# TASK INSTRUCTIONS
Copy out the data below verbatim.

# EXERCISE INPUT
▶

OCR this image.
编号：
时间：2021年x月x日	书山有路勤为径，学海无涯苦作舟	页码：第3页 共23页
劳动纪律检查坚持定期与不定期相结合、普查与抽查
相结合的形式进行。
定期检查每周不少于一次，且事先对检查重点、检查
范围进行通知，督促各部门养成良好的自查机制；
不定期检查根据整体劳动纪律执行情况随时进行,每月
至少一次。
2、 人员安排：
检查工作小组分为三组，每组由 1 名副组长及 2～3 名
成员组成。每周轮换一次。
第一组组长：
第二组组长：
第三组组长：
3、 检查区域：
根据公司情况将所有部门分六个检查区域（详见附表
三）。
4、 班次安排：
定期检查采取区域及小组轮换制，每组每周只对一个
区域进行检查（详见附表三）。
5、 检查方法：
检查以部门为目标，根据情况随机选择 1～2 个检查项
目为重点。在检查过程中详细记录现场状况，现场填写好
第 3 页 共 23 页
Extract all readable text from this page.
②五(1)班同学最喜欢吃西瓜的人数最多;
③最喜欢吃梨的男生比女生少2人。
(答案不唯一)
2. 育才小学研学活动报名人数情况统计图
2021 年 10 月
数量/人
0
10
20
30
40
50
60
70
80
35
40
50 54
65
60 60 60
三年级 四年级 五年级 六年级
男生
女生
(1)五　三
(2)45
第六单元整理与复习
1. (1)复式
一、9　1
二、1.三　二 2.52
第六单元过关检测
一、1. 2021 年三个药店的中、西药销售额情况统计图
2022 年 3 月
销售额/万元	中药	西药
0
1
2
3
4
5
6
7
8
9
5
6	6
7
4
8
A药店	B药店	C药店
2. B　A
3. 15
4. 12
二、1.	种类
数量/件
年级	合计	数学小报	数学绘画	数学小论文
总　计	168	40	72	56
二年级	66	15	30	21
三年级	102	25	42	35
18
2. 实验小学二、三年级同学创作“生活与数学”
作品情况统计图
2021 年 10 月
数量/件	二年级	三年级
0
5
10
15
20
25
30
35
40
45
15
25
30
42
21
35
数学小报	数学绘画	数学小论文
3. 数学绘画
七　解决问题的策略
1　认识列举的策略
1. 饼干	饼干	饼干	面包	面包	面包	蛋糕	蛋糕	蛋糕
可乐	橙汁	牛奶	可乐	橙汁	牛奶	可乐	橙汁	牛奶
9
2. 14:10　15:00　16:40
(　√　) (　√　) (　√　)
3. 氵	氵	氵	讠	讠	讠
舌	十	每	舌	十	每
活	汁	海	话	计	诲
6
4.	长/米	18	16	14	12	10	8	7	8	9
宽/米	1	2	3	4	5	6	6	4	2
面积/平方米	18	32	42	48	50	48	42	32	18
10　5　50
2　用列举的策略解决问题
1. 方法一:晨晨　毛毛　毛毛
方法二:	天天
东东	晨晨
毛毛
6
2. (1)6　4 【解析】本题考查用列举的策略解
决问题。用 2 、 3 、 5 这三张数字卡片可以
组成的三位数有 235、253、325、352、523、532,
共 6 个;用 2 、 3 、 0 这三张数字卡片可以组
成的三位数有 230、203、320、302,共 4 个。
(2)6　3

◀

# FULL OUTPUT
OCR this image.
编号：
时间：2021年x月x日	书山有路勤为径，学海无涯苦作舟	页码：第3页 共23页
劳动纪律检查坚持定期与不定期相结合、普查与抽查
相结合的形式进行。
定期检查每周不少于一次，且事先对检查重点、检查
范围进行通知，督促各部门养成良好的自查机制；
不定期检查根据整体劳动纪律执行情况随时进行,每月
至少一次。
2、 人员安排：
检查工作小组分为三组，每组由 1 名副组长及 2～3 名
成员组成。每周轮换一次。
第一组组长：
第二组组长：
第三组组长：
3、 检查区域：
根据公司情况将所有部门分六个检查区域（详见附表
三）。
4、 班次安排：
定期检查采取区域及小组轮换制，每组每周只对一个
区域进行检查（详见附表三）。
5、 检查方法：
检查以部门为目标，根据情况随机选择 1～2 个检查项
目为重点。在检查过程中详细记录现场状况，现场填写好
第 3 页 共 23 页
Extract all readable text from this page.
②五(1)班同学最喜欢吃西瓜的人数最多;
③最喜欢吃梨的男生比女生少2人。
(答案不唯一)
2. 育才小学研学活动报名人数情况统计图
2021 年 10 月
数量/人
0
10
20
30
40
50
60
70
80
35
40
50 54
65
60 60 60
三年级 四年级 五年级 六年级
男生
女生
(1)五　三
(2)45
第六单元整理与复习
1. (1)复式
一、9　1
二、1.三　二 2.52
第六单元过关检测
一、1. 2021 年三个药店的中、西药销售额情况统计图
2022 年 3 月
销售额/万元	中药	西药
0
1
2
3
4
5
6
7
8
9
5
6	6
7
4
8
A药店	B药店	C药店
2. B　A
3. 15
4. 12
二、1.	种类
数量/件
年级	合计	数学小报	数学绘画	数学小论文
总　计	168	40	72	56
二年级	66	15	30	21
三年级	102	25	42	35
18
2. 实验小学二、三年级同学创作“生活与数学”
作品情况统计图
2021 年 10 月
数量/件	二年级	三年级
0
5
10
15
20
25
30
35
40
45
15
25
30
42
21
35
数学小报	数学绘画	数学小论文
3. 数学绘画
七　解决问题的策略
1　认识列举的策略
1. 饼干	饼干	饼干	面包	面包	面包	蛋糕	蛋糕	蛋糕
可乐	橙汁	牛奶	可乐	橙汁	牛奶	可乐	橙汁	牛奶
9
2. 14:10　15:00　16:40
(　√　) (　√　) (　√　)
3. 氵	氵	氵	讠	讠	讠
舌	十	每	舌	十	每
活	汁	海	话	计	诲
6
4.	长/米	18	16	14	12	10	8	7	8	9
宽/米	1	2	3	4	5	6	6	4	2
面积/平方米	18	32	42	48	50	48	42	32	18
10　5　50
2　用列举的策略解决问题
1. 方法一:晨晨　毛毛　毛毛
方法二:	天天
东东	晨晨
毛毛
6
2. (1)6　4 【解析】本题考查用列举的策略解
决问题。用 2 、 3 、 5 这三张数字卡片可以
组成的三位数有 235、253、325、352、523、532,
共 6 个;用 2 、 3 、 0 这三张数字卡片可以组
成的三位数有 230、203、320、302,共 4 个。
(2)6　3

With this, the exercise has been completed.